Exercise instructions →
A) Answer these questions using the Lords debate on constituency boundaries:
(i) According to the noble Lord's observations, which boundaries do parliamentary constituency boundaries cross in a significant proportion of cases?
(ii) If polling districts are to be the subdivision of wards, what guarantee does the speaker say is needed?
(iii) Which amendment does the final speaker want to speak to, and what is it about?
B) Carry on the Lords debate on constituency boundaries from the point where it stops.

Text passage →
····················

(13 years, 11 months ago)
Lords ChamberTechnically, perhaps the county of Durham is no longer a county council as such; I do not know. It seems to me all the more important that there should be recognition in the Bill of the important contemporary reality of unitary authorities.
Among his observations in debate on a previous amendment, the noble Lord noted that parliamentary constituency boundaries crossed the boundaries of a significant proportion of unitary authorities. That is not a good reason to surrender those unitary authorities, assuming that there will be no concern among the people who live within them that their integrity should be preserved when drawing parliamentary constituency boundaries—and, very importantly, the working relationship between Members of Parliament and the local authorities governing the areas, the communities, which they represent. It must be desirable that Members of Parliament deal with the smallest possible number of local authorities. The complexity, the multiplication of tasks, the time-wasting and the cost involved in Members of Parliament having to deal with a proliferation of different local authorities overlapping with their constituencies is clearly undesirable. I hope that the Government will accept that the Bill should be amended on the lines of my amendments.
I say just a word on the question of wards as building blocks. If it has to be accepted that, with the tight tolerance around the electoral quota, it will be more commonly the case than it has been hitherto that individual wards will be bisected in the drawing up of constituencies, some administrative questions follow. What is to be the subdivision of wards that the Boundary Commission will need to take account of? If it is to be polling districts, how can we be sure that local authorities will not redefine polling districts so as to frustrate the purposes of the Boundary Commission?
Those administrative processes ought to be sensibly related to each other. If we are to see the fragmentation of wards, we need some sub-unit which the Boundary Commission will respect. If it is to be the polling district within the ward—which it could be—we need a guarantee that the polling districts will not be arbitrarily chopped and changed. I beg to move.
I suspect that at this stage in the proceedings and at this time of night, there is not a great appetite in the House for a long speech. I want to speak briefly to my amendment, Amendment 22, which is grouped and is about wards.

····················

Information provided →
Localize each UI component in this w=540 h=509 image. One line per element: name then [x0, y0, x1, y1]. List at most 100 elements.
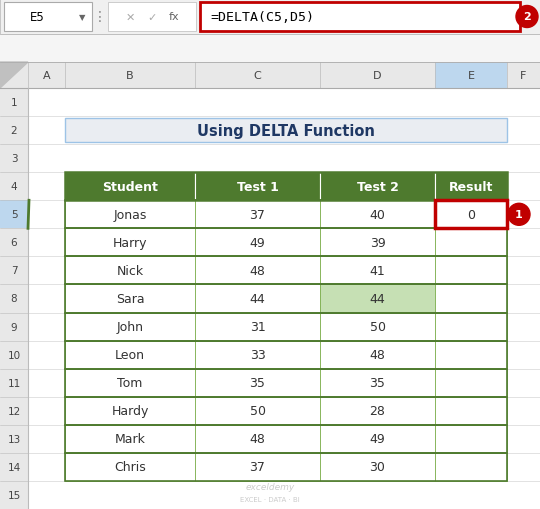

····················

Results by task →
A)
(i) The boundaries of unitary authorities.
(ii) A guarantee that the polling districts will not be arbitrarily chopped and changed.
(iii) Amendment 22, which is about wards.

B)
It would be churlish not to start off by saying that I recognise—and am grateful and appreciative—that the Government have moved some way in our direction. The Minister will recall that I pressed him on the matter of wards at some length in Committee. After quite a long discussion, he ended up by saying that there may be,
“some merit in placing discretionary consideration”—[Official Report; 24/1/11; 713.]—
of wards in the Bill. I place on record that I recognise that the noble and learned Lord has done what he promised to do and has tabled an amendment, which he has not yet had a chance to move, Amendment 27A, which puts wards in the same category as other local authority boundaries for the purposes of the Bill.
Your Lordships may say: why are you rising at all to speak to the amendment? The reason is that there is a significant difference between what the Government propose—I recognise that they have taken steps in the right direction—and what I propose. The essential phrase in Clause 5, which all of us will remember, is that the Boundary Commission “may, if it sees fit” take into account local government boundaries. Wards are now included for the first time as a local government boundary.
“May, if it sees fit,” is a very weak indication or encouragement to the Boundary Commission to take ward boundaries seriously.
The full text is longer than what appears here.